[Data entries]
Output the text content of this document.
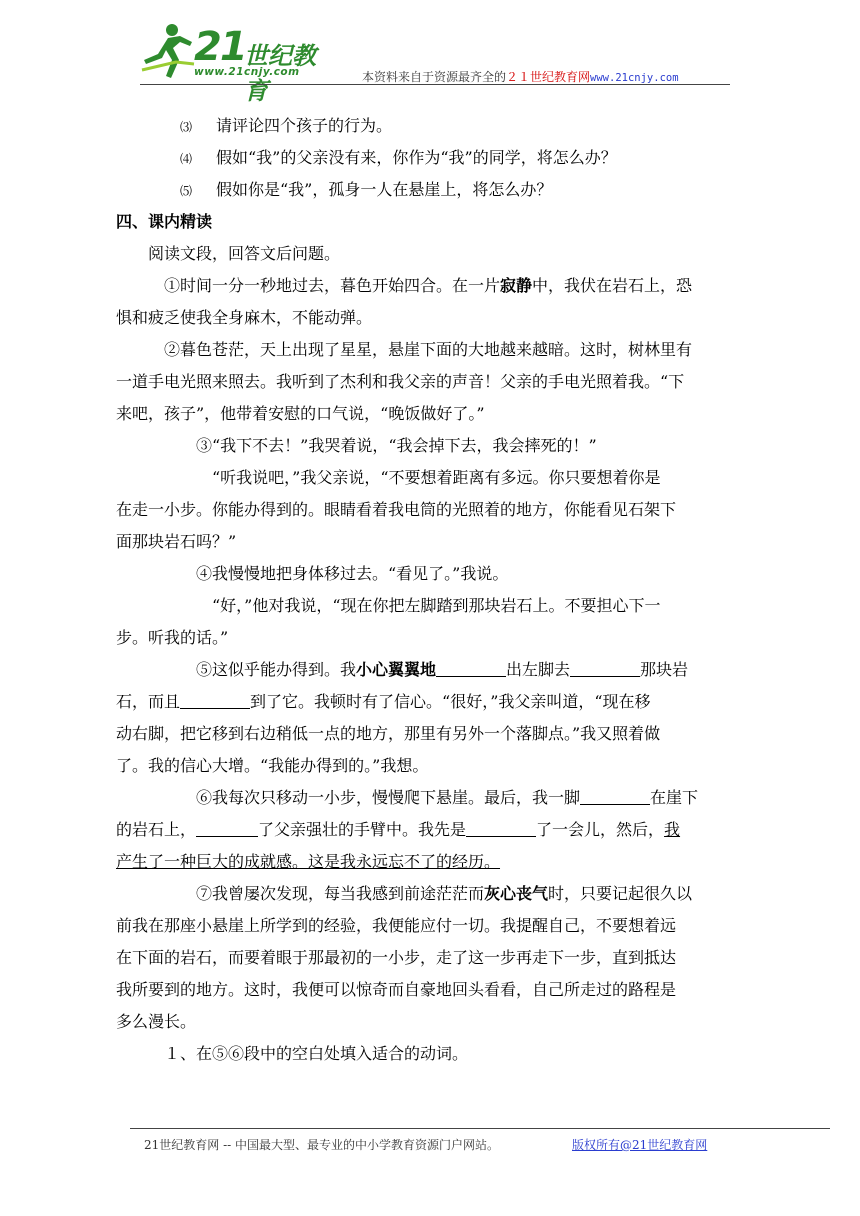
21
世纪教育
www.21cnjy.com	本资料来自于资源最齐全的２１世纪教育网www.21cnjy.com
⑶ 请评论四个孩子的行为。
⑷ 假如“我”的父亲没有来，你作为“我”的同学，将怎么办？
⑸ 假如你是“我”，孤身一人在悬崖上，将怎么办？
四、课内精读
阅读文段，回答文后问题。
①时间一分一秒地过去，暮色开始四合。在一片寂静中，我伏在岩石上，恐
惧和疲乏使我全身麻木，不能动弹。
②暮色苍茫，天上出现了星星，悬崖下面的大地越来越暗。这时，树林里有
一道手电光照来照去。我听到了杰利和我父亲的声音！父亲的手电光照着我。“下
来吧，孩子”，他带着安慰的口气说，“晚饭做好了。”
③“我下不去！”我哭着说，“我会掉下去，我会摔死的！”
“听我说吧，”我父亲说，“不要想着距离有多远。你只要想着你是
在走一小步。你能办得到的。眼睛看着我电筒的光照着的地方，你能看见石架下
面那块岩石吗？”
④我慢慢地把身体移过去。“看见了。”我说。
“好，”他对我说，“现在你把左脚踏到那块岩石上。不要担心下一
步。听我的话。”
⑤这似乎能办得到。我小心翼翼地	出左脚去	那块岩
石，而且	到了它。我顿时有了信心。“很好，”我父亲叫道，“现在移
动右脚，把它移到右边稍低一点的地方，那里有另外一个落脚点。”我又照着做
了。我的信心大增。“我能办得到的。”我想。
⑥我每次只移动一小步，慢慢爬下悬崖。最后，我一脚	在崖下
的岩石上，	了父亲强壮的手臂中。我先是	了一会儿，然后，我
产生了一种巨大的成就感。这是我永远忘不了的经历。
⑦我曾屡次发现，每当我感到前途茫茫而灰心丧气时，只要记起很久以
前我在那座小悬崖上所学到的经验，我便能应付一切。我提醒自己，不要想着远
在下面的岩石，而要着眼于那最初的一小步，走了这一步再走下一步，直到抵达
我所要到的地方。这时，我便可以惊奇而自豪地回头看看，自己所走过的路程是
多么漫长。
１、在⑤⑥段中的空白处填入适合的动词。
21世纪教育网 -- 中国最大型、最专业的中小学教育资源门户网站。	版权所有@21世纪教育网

= Instructions to follow =
From the material above, reproduce everything verbatim except the pictures.

= Reply =
Output the text content of this document.
21
世纪教育
www.21cnjy.com	本资料来自于资源最齐全的２１世纪教育网www.21cnjy.com
⑶ 请评论四个孩子的行为。
⑷ 假如“我”的父亲没有来，你作为“我”的同学，将怎么办？
⑸ 假如你是“我”，孤身一人在悬崖上，将怎么办？
四、课内精读
阅读文段，回答文后问题。
①时间一分一秒地过去，暮色开始四合。在一片寂静中，我伏在岩石上，恐
惧和疲乏使我全身麻木，不能动弹。
②暮色苍茫，天上出现了星星，悬崖下面的大地越来越暗。这时，树林里有
一道手电光照来照去。我听到了杰利和我父亲的声音！父亲的手电光照着我。“下
来吧，孩子”，他带着安慰的口气说，“晚饭做好了。”
③“我下不去！”我哭着说，“我会掉下去，我会摔死的！”
“听我说吧，”我父亲说，“不要想着距离有多远。你只要想着你是
在走一小步。你能办得到的。眼睛看着我电筒的光照着的地方，你能看见石架下
面那块岩石吗？”
④我慢慢地把身体移过去。“看见了。”我说。
“好，”他对我说，“现在你把左脚踏到那块岩石上。不要担心下一
步。听我的话。”
⑤这似乎能办得到。我小心翼翼地	出左脚去	那块岩
石，而且	到了它。我顿时有了信心。“很好，”我父亲叫道，“现在移
动右脚，把它移到右边稍低一点的地方，那里有另外一个落脚点。”我又照着做
了。我的信心大增。“我能办得到的。”我想。
⑥我每次只移动一小步，慢慢爬下悬崖。最后，我一脚	在崖下
的岩石上，	了父亲强壮的手臂中。我先是	了一会儿，然后，我
产生了一种巨大的成就感。这是我永远忘不了的经历。
⑦我曾屡次发现，每当我感到前途茫茫而灰心丧气时，只要记起很久以
前我在那座小悬崖上所学到的经验，我便能应付一切。我提醒自己，不要想着远
在下面的岩石，而要着眼于那最初的一小步，走了这一步再走下一步，直到抵达
我所要到的地方。这时，我便可以惊奇而自豪地回头看看，自己所走过的路程是
多么漫长。
１、在⑤⑥段中的空白处填入适合的动词。
21世纪教育网 -- 中国最大型、最专业的中小学教育资源门户网站。	版权所有@21世纪教育网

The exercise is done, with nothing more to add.